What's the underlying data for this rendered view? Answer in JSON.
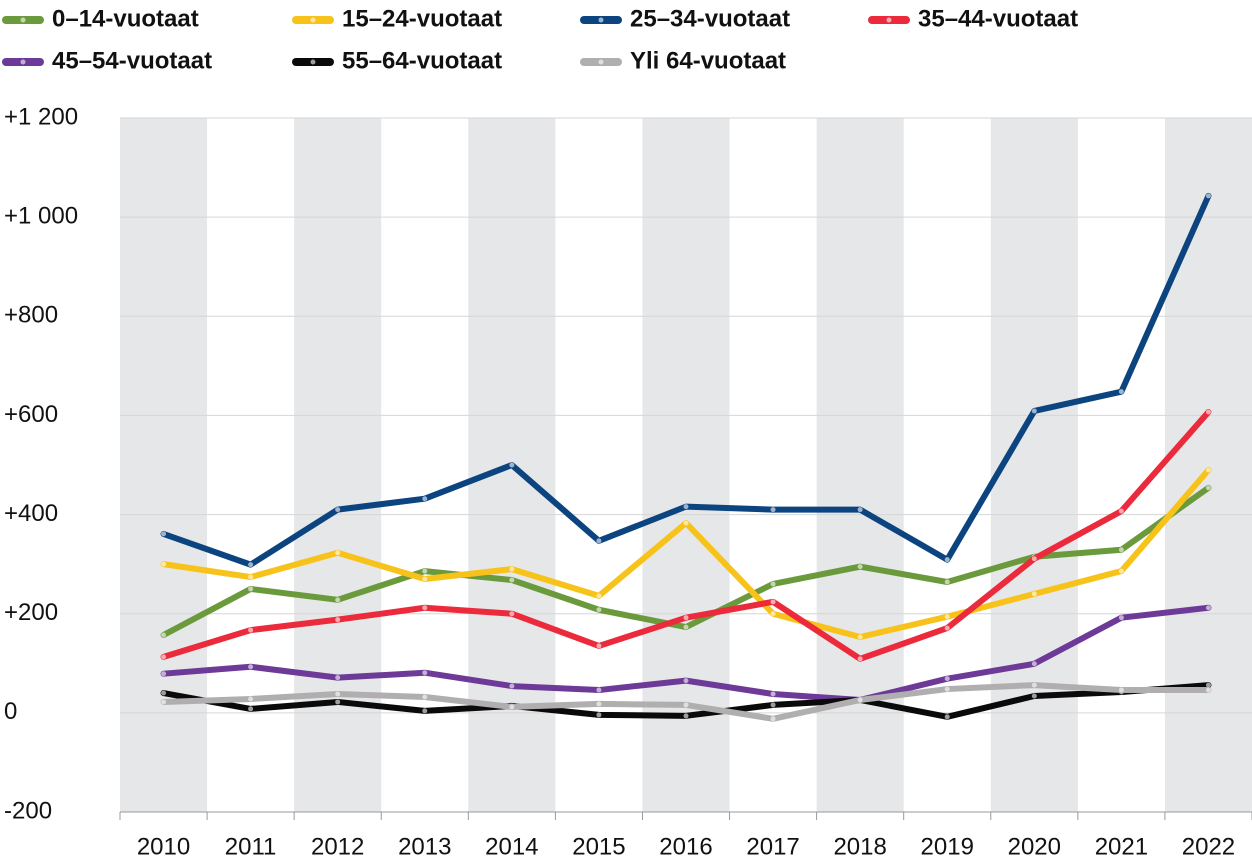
{
  "chart_data": {
    "type": "line",
    "categories": [
      "2010",
      "2011",
      "2012",
      "2013",
      "2014",
      "2015",
      "2016",
      "2017",
      "2018",
      "2019",
      "2020",
      "2021",
      "2022"
    ],
    "series": [
      {
        "name": "0–14-vuotaat",
        "color": "#6b9a3c",
        "values": [
          157,
          250,
          228,
          286,
          268,
          208,
          173,
          260,
          295,
          264,
          315,
          329,
          454
        ]
      },
      {
        "name": "15–24-vuotaat",
        "color": "#f7c31a",
        "values": [
          300,
          274,
          323,
          270,
          290,
          236,
          383,
          200,
          153,
          194,
          240,
          286,
          490
        ]
      },
      {
        "name": "25–34-vuotaat",
        "color": "#0c4480",
        "values": [
          361,
          299,
          410,
          432,
          500,
          347,
          416,
          410,
          410,
          309,
          609,
          648,
          1043
        ]
      },
      {
        "name": "35–44-vuotaat",
        "color": "#eb2a3c",
        "values": [
          113,
          167,
          188,
          212,
          200,
          135,
          192,
          224,
          109,
          171,
          311,
          407,
          607
        ]
      },
      {
        "name": "45–54-vuotaat",
        "color": "#6d3a98",
        "values": [
          79,
          93,
          71,
          81,
          54,
          46,
          65,
          38,
          26,
          69,
          99,
          192,
          212
        ]
      },
      {
        "name": "55–64-vuotaat",
        "color": "#0a0a0a",
        "values": [
          40,
          8,
          22,
          4,
          14,
          -4,
          -6,
          16,
          26,
          -8,
          34,
          42,
          56
        ]
      },
      {
        "name": "Yli 64-vuotaat",
        "color": "#b0aeae",
        "values": [
          22,
          28,
          38,
          32,
          12,
          18,
          16,
          -12,
          26,
          48,
          56,
          46,
          46
        ]
      }
    ],
    "ylim": [
      -200,
      1200
    ],
    "yticks": [
      -200,
      0,
      {
        "value": 200,
        "label": "+200"
      },
      {
        "value": 400,
        "label": "+400"
      },
      {
        "value": 600,
        "label": "+600"
      },
      {
        "value": 800,
        "label": "+800"
      },
      {
        "value": 1000,
        "label": "+1 000"
      },
      {
        "value": 1200,
        "label": "+1 200"
      }
    ],
    "grid": true,
    "band_shading": true,
    "legend": "top"
  }
}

▸ WORK INSTRUCTIONS
Above are records with pictures; repeat the records exactly and leave the pictures out.

▸ EXPECTED ANSWER
What's the underlying data for this rendered view? Answer in JSON.
{
  "chart_data": {
    "type": "line",
    "categories": [
      "2010",
      "2011",
      "2012",
      "2013",
      "2014",
      "2015",
      "2016",
      "2017",
      "2018",
      "2019",
      "2020",
      "2021",
      "2022"
    ],
    "series": [
      {
        "name": "0–14-vuotaat",
        "color": "#6b9a3c",
        "values": [
          157,
          250,
          228,
          286,
          268,
          208,
          173,
          260,
          295,
          264,
          315,
          329,
          454
        ]
      },
      {
        "name": "15–24-vuotaat",
        "color": "#f7c31a",
        "values": [
          300,
          274,
          323,
          270,
          290,
          236,
          383,
          200,
          153,
          194,
          240,
          286,
          490
        ]
      },
      {
        "name": "25–34-vuotaat",
        "color": "#0c4480",
        "values": [
          361,
          299,
          410,
          432,
          500,
          347,
          416,
          410,
          410,
          309,
          609,
          648,
          1043
        ]
      },
      {
        "name": "35–44-vuotaat",
        "color": "#eb2a3c",
        "values": [
          113,
          167,
          188,
          212,
          200,
          135,
          192,
          224,
          109,
          171,
          311,
          407,
          607
        ]
      },
      {
        "name": "45–54-vuotaat",
        "color": "#6d3a98",
        "values": [
          79,
          93,
          71,
          81,
          54,
          46,
          65,
          38,
          26,
          69,
          99,
          192,
          212
        ]
      },
      {
        "name": "55–64-vuotaat",
        "color": "#0a0a0a",
        "values": [
          40,
          8,
          22,
          4,
          14,
          -4,
          -6,
          16,
          26,
          -8,
          34,
          42,
          56
        ]
      },
      {
        "name": "Yli 64-vuotaat",
        "color": "#b0aeae",
        "values": [
          22,
          28,
          38,
          32,
          12,
          18,
          16,
          -12,
          26,
          48,
          56,
          46,
          46
        ]
      }
    ],
    "ylim": [
      -200,
      1200
    ],
    "yticks": [
      -200,
      0,
      {
        "value": 200,
        "label": "+200"
      },
      {
        "value": 400,
        "label": "+400"
      },
      {
        "value": 600,
        "label": "+600"
      },
      {
        "value": 800,
        "label": "+800"
      },
      {
        "value": 1000,
        "label": "+1 000"
      },
      {
        "value": 1200,
        "label": "+1 200"
      }
    ],
    "grid": true,
    "band_shading": true,
    "legend": "top"
  }
}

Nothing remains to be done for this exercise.